"""

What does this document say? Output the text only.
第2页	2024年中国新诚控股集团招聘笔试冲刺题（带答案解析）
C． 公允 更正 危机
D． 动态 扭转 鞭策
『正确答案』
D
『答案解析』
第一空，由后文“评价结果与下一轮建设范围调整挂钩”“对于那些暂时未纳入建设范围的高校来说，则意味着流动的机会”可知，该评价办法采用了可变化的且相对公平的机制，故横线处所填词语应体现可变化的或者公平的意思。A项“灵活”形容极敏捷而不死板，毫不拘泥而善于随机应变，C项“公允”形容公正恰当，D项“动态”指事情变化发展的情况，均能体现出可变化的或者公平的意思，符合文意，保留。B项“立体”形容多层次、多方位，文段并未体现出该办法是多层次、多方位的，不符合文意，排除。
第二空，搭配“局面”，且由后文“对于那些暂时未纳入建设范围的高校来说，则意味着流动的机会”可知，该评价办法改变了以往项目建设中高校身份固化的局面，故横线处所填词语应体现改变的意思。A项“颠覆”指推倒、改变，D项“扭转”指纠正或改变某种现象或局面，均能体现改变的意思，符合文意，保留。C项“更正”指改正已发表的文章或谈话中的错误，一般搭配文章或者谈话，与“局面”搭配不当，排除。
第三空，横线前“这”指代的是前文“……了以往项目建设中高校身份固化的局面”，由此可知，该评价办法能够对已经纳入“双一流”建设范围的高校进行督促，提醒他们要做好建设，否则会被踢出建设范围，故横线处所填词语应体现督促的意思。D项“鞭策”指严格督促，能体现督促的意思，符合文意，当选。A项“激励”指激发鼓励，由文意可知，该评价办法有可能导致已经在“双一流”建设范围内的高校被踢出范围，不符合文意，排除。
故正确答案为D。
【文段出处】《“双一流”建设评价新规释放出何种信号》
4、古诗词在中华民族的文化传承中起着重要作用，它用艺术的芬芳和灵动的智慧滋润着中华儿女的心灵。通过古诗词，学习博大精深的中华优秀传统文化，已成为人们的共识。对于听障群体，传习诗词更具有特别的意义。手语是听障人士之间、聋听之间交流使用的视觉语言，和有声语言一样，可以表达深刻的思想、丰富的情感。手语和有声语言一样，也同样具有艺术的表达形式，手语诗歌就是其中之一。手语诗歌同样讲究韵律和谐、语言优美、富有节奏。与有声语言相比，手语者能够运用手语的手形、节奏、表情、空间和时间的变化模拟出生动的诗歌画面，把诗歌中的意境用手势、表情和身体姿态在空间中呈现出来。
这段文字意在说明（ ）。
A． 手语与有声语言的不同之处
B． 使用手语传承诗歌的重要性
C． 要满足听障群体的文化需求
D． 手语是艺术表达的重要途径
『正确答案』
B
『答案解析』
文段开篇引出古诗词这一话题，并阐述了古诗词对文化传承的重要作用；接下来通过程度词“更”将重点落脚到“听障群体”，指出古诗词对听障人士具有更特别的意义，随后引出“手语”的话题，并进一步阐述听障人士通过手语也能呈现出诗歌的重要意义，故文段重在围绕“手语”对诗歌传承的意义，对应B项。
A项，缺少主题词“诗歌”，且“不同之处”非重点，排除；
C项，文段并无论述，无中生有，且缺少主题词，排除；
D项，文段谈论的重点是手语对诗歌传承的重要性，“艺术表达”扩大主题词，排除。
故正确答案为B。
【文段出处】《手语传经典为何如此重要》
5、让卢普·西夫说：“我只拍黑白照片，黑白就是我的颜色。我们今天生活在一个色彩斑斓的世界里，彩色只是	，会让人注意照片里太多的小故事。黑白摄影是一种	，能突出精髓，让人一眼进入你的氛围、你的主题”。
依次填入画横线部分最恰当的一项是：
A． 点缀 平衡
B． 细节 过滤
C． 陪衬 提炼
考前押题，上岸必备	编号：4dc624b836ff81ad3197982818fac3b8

"""

Return all of the above records exactly, leaving no line out.

What does this document say? Output the text only.
第2页	2024年中国新诚控股集团招聘笔试冲刺题（带答案解析）
C． 公允 更正 危机
D． 动态 扭转 鞭策
『正确答案』
D
『答案解析』
第一空，由后文“评价结果与下一轮建设范围调整挂钩”“对于那些暂时未纳入建设范围的高校来说，则意味着流动的机会”可知，该评价办法采用了可变化的且相对公平的机制，故横线处所填词语应体现可变化的或者公平的意思。A项“灵活”形容极敏捷而不死板，毫不拘泥而善于随机应变，C项“公允”形容公正恰当，D项“动态”指事情变化发展的情况，均能体现出可变化的或者公平的意思，符合文意，保留。B项“立体”形容多层次、多方位，文段并未体现出该办法是多层次、多方位的，不符合文意，排除。
第二空，搭配“局面”，且由后文“对于那些暂时未纳入建设范围的高校来说，则意味着流动的机会”可知，该评价办法改变了以往项目建设中高校身份固化的局面，故横线处所填词语应体现改变的意思。A项“颠覆”指推倒、改变，D项“扭转”指纠正或改变某种现象或局面，均能体现改变的意思，符合文意，保留。C项“更正”指改正已发表的文章或谈话中的错误，一般搭配文章或者谈话，与“局面”搭配不当，排除。
第三空，横线前“这”指代的是前文“……了以往项目建设中高校身份固化的局面”，由此可知，该评价办法能够对已经纳入“双一流”建设范围的高校进行督促，提醒他们要做好建设，否则会被踢出建设范围，故横线处所填词语应体现督促的意思。D项“鞭策”指严格督促，能体现督促的意思，符合文意，当选。A项“激励”指激发鼓励，由文意可知，该评价办法有可能导致已经在“双一流”建设范围内的高校被踢出范围，不符合文意，排除。
故正确答案为D。
【文段出处】《“双一流”建设评价新规释放出何种信号》
4、古诗词在中华民族的文化传承中起着重要作用，它用艺术的芬芳和灵动的智慧滋润着中华儿女的心灵。通过古诗词，学习博大精深的中华优秀传统文化，已成为人们的共识。对于听障群体，传习诗词更具有特别的意义。手语是听障人士之间、聋听之间交流使用的视觉语言，和有声语言一样，可以表达深刻的思想、丰富的情感。手语和有声语言一样，也同样具有艺术的表达形式，手语诗歌就是其中之一。手语诗歌同样讲究韵律和谐、语言优美、富有节奏。与有声语言相比，手语者能够运用手语的手形、节奏、表情、空间和时间的变化模拟出生动的诗歌画面，把诗歌中的意境用手势、表情和身体姿态在空间中呈现出来。
这段文字意在说明（ ）。
A． 手语与有声语言的不同之处
B． 使用手语传承诗歌的重要性
C． 要满足听障群体的文化需求
D． 手语是艺术表达的重要途径
『正确答案』
B
『答案解析』
文段开篇引出古诗词这一话题，并阐述了古诗词对文化传承的重要作用；接下来通过程度词“更”将重点落脚到“听障群体”，指出古诗词对听障人士具有更特别的意义，随后引出“手语”的话题，并进一步阐述听障人士通过手语也能呈现出诗歌的重要意义，故文段重在围绕“手语”对诗歌传承的意义，对应B项。
A项，缺少主题词“诗歌”，且“不同之处”非重点，排除；
C项，文段并无论述，无中生有，且缺少主题词，排除；
D项，文段谈论的重点是手语对诗歌传承的重要性，“艺术表达”扩大主题词，排除。
故正确答案为B。
【文段出处】《手语传经典为何如此重要》
5、让卢普·西夫说：“我只拍黑白照片，黑白就是我的颜色。我们今天生活在一个色彩斑斓的世界里，彩色只是	，会让人注意照片里太多的小故事。黑白摄影是一种	，能突出精髓，让人一眼进入你的氛围、你的主题”。
依次填入画横线部分最恰当的一项是：
A． 点缀 平衡
B． 细节 过滤
C． 陪衬 提炼
考前押题，上岸必备	编号：4dc624b836ff81ad3197982818fac3b8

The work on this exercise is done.